* [SOURCE RECORDS]
--- START ---
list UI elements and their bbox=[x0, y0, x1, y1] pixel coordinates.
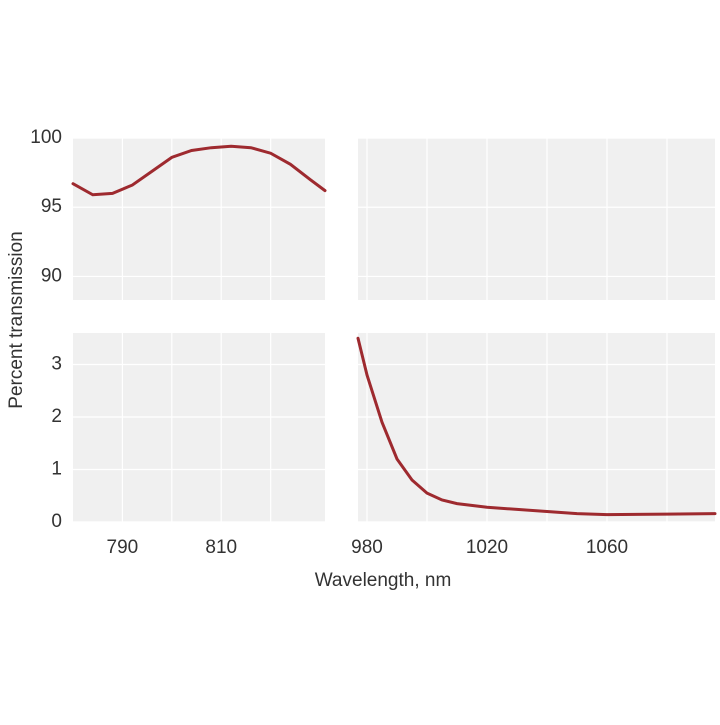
--- END ---
--- START ---
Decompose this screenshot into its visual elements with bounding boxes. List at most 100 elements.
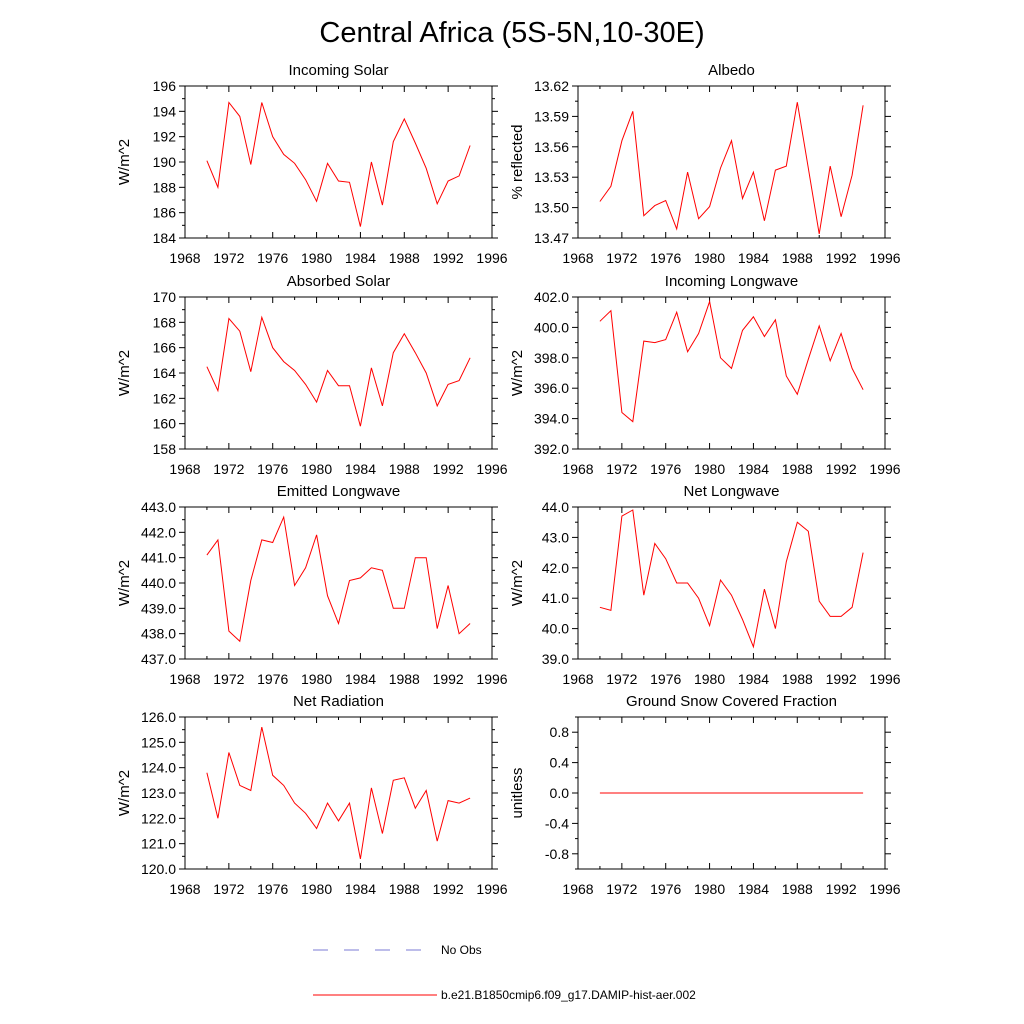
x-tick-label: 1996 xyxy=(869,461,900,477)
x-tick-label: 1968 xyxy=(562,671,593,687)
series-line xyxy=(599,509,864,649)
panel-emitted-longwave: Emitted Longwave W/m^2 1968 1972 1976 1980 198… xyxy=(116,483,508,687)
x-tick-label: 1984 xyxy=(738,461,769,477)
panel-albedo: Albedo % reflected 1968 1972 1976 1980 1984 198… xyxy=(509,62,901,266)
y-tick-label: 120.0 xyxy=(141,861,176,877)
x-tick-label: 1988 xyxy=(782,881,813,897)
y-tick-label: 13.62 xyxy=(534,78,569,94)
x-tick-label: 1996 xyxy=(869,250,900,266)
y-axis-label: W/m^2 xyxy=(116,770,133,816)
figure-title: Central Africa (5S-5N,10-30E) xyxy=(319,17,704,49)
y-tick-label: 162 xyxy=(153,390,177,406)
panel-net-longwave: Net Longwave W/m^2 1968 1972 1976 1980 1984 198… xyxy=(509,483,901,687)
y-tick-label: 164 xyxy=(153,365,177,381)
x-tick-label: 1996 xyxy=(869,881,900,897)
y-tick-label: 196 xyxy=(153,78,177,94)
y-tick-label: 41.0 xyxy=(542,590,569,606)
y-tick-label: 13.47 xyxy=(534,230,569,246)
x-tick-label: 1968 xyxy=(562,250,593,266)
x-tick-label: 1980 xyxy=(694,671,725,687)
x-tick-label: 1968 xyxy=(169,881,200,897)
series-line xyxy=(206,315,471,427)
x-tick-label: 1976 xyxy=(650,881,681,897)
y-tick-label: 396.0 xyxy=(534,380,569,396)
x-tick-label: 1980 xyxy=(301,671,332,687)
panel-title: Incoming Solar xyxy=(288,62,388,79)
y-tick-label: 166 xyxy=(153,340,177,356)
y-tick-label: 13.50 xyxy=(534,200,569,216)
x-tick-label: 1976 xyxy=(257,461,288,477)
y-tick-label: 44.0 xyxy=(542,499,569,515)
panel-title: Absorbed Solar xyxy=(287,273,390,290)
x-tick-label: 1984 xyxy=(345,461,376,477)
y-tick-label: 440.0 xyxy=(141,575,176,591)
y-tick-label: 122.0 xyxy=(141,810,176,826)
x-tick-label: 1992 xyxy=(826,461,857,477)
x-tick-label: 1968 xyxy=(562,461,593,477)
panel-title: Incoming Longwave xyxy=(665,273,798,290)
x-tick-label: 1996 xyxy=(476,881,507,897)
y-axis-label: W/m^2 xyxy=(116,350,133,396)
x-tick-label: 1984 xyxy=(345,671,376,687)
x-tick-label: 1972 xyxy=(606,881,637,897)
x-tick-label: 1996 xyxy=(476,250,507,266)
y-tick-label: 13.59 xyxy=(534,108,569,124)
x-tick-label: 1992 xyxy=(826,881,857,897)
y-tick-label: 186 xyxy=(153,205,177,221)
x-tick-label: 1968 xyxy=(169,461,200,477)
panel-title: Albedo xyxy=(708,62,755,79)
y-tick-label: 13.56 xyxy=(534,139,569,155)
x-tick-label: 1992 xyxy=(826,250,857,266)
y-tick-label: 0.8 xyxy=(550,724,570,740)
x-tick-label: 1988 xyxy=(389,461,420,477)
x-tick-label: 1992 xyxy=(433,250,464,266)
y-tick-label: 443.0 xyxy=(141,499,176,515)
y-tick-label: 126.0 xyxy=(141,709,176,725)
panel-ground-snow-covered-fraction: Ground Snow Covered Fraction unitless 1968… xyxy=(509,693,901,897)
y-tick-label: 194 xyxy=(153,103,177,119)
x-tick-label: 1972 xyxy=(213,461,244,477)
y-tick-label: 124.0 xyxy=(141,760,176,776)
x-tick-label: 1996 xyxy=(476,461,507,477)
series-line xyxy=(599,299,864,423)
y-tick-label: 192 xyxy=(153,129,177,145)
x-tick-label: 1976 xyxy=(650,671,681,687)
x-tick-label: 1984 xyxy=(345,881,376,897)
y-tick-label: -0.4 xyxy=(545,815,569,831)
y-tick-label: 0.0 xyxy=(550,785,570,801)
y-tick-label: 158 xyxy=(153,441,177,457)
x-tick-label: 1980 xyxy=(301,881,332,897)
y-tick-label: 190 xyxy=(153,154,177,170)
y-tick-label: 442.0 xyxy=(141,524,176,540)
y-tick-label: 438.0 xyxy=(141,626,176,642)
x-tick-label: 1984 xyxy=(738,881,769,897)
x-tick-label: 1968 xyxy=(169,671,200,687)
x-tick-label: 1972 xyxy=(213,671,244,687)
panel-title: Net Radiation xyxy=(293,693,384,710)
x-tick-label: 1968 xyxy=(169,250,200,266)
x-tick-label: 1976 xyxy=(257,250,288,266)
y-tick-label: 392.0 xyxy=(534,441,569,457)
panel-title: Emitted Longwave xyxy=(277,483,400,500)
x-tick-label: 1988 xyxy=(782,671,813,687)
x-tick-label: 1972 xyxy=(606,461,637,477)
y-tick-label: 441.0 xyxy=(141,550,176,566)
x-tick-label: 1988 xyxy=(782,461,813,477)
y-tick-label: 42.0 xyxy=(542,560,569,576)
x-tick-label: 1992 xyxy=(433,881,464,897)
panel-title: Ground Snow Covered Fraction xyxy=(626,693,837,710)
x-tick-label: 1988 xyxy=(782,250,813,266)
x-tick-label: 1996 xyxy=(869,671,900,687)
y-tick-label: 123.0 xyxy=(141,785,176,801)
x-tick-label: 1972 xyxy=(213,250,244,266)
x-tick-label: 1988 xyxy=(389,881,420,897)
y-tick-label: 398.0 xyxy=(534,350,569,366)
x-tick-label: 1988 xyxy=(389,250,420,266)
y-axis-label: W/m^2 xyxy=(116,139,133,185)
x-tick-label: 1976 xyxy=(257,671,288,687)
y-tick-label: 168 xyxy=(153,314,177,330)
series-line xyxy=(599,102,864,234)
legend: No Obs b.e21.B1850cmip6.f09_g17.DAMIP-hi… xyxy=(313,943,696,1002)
--- END ---
* [WHAT IS BEING ASKED]
Please number the lines of the data as a list, starting at the line with "Decompose this screenshot" and ending at the line with "y-tick-label: 164 xyxy=(153,365,177,381)", both included. Omit blank lines and pictures.

* [ANSWER BELOW]
1. Decompose this screenshot into its visual elements with bounding boxes. List at most 100 elements.
2. x-tick-label: 1996 xyxy=(869,461,900,477)
3. x-tick-label: 1968 xyxy=(562,671,593,687)
4. series-line xyxy=(599,509,864,649)
5. panel-emitted-longwave: Emitted Longwave W/m^2 1968 1972 1976 1980 198… xyxy=(116,483,508,687)
6. x-tick-label: 1984 xyxy=(738,461,769,477)
7. panel-albedo: Albedo % reflected 1968 1972 1976 1980 1984 198… xyxy=(509,62,901,266)
8. y-tick-label: 120.0 xyxy=(141,861,176,877)
9. x-tick-label: 1988 xyxy=(782,881,813,897)
10. y-tick-label: 13.62 xyxy=(534,78,569,94)
11. x-tick-label: 1996 xyxy=(869,250,900,266)
12. y-axis-label: W/m^2 xyxy=(116,770,133,816)
13. figure-title: Central Africa (5S-5N,10-30E) xyxy=(319,17,704,49)
14. y-tick-label: 162 xyxy=(153,390,177,406)
15. panel-net-longwave: Net Longwave W/m^2 1968 1972 1976 1980 1984 198… xyxy=(509,483,901,687)
16. y-tick-label: 164 xyxy=(153,365,177,381)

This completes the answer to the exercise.